[begin Record list]
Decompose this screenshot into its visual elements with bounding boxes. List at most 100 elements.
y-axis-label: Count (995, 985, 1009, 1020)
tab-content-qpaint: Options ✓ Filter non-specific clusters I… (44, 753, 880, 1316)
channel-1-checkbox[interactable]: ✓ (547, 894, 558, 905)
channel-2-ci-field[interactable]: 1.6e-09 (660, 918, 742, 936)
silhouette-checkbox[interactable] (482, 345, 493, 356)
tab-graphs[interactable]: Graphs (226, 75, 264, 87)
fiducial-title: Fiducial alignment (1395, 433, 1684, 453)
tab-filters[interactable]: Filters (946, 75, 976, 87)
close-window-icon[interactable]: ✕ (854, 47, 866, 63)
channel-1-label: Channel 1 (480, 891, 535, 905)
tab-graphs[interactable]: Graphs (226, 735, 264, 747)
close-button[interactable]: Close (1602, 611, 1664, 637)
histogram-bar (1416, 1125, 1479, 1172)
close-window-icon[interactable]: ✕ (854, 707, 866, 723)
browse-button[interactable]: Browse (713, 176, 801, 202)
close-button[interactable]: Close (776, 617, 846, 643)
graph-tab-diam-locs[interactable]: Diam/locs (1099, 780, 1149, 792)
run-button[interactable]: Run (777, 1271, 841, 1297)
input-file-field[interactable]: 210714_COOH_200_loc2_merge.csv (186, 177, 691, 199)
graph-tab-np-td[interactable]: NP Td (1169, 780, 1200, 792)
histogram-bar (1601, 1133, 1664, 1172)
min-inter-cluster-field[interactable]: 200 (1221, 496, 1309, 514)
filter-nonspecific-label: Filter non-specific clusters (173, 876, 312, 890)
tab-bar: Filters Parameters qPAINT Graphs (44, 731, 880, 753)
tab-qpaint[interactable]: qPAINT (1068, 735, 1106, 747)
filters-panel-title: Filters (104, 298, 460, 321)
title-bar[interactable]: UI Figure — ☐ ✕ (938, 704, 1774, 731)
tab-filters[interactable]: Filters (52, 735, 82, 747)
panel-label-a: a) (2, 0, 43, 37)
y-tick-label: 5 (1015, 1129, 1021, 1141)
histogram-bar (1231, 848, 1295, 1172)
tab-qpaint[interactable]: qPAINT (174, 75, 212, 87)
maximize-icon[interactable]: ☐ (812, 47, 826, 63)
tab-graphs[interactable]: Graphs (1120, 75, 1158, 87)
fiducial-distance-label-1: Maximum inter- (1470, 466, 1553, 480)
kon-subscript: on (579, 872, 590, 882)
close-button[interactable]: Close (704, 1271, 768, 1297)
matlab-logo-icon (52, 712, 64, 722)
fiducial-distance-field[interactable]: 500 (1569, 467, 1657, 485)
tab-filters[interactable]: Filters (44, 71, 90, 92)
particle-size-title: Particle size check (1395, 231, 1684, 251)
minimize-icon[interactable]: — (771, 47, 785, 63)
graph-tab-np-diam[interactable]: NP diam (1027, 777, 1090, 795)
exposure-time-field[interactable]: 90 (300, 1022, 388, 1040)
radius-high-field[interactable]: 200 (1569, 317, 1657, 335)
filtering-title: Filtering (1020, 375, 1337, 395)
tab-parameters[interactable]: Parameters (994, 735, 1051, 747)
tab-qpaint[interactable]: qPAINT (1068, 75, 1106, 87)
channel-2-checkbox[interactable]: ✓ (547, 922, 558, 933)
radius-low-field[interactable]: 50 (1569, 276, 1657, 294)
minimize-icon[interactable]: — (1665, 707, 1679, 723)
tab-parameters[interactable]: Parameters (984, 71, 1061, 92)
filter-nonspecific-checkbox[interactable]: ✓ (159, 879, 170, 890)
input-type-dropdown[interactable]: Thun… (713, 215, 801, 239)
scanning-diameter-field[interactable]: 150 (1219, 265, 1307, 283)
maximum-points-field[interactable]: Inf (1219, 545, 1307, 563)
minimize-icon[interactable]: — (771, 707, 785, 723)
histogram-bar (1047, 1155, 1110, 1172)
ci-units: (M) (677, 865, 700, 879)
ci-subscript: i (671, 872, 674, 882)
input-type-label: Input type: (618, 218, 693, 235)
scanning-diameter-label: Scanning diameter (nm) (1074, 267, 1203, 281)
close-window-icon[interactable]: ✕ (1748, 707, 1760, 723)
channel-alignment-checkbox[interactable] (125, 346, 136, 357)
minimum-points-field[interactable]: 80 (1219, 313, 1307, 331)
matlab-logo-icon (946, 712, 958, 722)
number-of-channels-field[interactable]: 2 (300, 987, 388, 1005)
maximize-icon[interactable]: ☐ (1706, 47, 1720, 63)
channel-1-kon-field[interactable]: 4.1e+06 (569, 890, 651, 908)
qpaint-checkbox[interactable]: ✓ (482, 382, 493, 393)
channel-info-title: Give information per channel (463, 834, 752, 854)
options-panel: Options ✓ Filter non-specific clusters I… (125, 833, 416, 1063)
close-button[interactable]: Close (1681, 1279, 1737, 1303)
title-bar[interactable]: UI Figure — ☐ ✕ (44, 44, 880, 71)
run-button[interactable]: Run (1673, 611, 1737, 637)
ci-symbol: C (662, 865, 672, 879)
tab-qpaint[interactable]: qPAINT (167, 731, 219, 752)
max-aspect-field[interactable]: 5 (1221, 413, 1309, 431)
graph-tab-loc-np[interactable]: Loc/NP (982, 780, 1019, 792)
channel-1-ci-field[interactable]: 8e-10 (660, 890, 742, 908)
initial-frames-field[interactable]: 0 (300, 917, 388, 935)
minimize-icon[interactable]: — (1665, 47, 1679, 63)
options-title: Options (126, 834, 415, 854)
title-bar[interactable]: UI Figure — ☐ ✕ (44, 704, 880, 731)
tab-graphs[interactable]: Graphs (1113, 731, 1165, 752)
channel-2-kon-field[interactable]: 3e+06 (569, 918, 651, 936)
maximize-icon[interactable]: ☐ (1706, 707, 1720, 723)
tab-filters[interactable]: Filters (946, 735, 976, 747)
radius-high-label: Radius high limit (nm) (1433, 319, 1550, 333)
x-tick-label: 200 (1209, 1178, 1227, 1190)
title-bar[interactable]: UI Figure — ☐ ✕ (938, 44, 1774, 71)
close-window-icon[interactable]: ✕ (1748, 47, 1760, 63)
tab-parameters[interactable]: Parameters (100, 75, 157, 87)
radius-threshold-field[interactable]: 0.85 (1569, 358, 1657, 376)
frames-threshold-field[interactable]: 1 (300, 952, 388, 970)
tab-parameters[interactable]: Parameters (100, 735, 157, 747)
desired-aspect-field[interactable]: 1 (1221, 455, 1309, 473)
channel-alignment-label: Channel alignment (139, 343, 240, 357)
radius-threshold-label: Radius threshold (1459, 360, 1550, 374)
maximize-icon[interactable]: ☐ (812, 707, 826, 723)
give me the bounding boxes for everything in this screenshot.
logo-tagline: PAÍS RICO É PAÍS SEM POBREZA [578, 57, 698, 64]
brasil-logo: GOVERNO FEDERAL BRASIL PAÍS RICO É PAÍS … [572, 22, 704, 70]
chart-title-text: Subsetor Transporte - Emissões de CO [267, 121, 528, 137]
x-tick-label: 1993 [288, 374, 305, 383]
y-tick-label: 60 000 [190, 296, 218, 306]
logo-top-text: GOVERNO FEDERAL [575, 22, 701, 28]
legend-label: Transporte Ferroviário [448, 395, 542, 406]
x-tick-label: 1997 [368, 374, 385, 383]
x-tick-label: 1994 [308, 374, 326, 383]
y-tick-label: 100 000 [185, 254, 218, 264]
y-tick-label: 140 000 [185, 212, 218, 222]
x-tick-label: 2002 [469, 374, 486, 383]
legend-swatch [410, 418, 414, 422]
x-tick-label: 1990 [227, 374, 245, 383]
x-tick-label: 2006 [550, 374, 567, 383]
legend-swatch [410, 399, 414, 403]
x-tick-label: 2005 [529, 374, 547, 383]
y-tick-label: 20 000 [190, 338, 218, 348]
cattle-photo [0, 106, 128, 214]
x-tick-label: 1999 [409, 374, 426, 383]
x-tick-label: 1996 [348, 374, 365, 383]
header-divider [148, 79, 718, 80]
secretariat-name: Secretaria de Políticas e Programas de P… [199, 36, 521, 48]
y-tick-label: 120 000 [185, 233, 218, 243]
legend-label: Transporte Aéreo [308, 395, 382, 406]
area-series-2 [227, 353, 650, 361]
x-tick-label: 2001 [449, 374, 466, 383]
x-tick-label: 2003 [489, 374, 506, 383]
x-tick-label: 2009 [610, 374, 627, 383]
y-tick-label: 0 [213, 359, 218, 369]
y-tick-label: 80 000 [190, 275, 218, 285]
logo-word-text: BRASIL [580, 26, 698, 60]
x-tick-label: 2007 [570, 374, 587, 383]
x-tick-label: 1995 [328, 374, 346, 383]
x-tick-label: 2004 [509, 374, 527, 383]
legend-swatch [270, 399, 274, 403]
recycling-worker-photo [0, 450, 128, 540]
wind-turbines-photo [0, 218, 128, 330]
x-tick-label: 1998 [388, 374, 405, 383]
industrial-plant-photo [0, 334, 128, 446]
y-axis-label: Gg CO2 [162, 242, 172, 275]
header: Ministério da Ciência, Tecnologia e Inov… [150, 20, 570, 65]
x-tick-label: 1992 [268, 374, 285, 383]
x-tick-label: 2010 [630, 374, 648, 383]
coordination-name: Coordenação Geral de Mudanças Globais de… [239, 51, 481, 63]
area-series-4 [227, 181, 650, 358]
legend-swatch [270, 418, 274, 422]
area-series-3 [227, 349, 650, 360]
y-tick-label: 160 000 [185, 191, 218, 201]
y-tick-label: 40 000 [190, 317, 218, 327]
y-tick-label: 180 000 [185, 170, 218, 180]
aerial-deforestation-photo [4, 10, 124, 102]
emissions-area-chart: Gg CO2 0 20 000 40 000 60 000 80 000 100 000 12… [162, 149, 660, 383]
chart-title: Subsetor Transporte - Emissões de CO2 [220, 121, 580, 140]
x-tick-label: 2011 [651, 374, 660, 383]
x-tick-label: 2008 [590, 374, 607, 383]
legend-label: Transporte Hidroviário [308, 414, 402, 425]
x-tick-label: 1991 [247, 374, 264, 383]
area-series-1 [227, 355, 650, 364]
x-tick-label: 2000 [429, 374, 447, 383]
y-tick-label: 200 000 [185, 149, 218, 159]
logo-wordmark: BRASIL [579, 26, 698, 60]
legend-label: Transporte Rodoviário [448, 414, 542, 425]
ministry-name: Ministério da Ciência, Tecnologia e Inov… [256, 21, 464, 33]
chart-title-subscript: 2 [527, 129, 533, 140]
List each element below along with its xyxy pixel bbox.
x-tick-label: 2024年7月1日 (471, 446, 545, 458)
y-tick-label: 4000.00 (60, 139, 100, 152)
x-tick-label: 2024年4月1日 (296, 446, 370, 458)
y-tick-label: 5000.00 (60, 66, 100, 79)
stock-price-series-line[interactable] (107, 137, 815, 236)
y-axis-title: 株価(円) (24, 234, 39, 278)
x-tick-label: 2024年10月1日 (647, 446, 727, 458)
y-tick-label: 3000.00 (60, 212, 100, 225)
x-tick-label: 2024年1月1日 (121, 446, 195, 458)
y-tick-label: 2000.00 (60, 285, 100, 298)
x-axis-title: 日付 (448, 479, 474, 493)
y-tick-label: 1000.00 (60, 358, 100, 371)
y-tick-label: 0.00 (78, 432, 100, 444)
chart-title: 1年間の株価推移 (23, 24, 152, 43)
[end Record list]
→ Problem to solve:
Reproduce verbatim the part of the entries above that opens with their first line and closes with the line containing "panel-label-a: a) (2, 0, 43, 37)", including both ends.

→ Reply to the exercise:
Decompose this screenshot into its visual elements with bounding boxes. List at most 100 elements.
y-axis-label: Count (995, 985, 1009, 1020)
tab-content-qpaint: Options ✓ Filter non-specific clusters I… (44, 753, 880, 1316)
channel-1-checkbox[interactable]: ✓ (547, 894, 558, 905)
channel-2-ci-field[interactable]: 1.6e-09 (660, 918, 742, 936)
silhouette-checkbox[interactable] (482, 345, 493, 356)
tab-graphs[interactable]: Graphs (226, 75, 264, 87)
fiducial-title: Fiducial alignment (1395, 433, 1684, 453)
tab-filters[interactable]: Filters (946, 75, 976, 87)
close-window-icon[interactable]: ✕ (854, 47, 866, 63)
channel-1-label: Channel 1 (480, 891, 535, 905)
tab-graphs[interactable]: Graphs (226, 735, 264, 747)
close-button[interactable]: Close (1602, 611, 1664, 637)
histogram-bar (1416, 1125, 1479, 1172)
close-window-icon[interactable]: ✕ (854, 707, 866, 723)
browse-button[interactable]: Browse (713, 176, 801, 202)
close-button[interactable]: Close (776, 617, 846, 643)
graph-tab-diam-locs[interactable]: Diam/locs (1099, 780, 1149, 792)
run-button[interactable]: Run (777, 1271, 841, 1297)
input-file-field[interactable]: 210714_COOH_200_loc2_merge.csv (186, 177, 691, 199)
graph-tab-np-td[interactable]: NP Td (1169, 780, 1200, 792)
histogram-bar (1601, 1133, 1664, 1172)
min-inter-cluster-field[interactable]: 200 (1221, 496, 1309, 514)
filter-nonspecific-label: Filter non-specific clusters (173, 876, 312, 890)
tab-bar: Filters Parameters qPAINT Graphs (44, 731, 880, 753)
tab-qpaint[interactable]: qPAINT (1068, 735, 1106, 747)
filters-panel-title: Filters (104, 298, 460, 321)
title-bar[interactable]: UI Figure — ☐ ✕ (938, 704, 1774, 731)
tab-filters[interactable]: Filters (52, 735, 82, 747)
panel-label-a: a) (2, 0, 43, 37)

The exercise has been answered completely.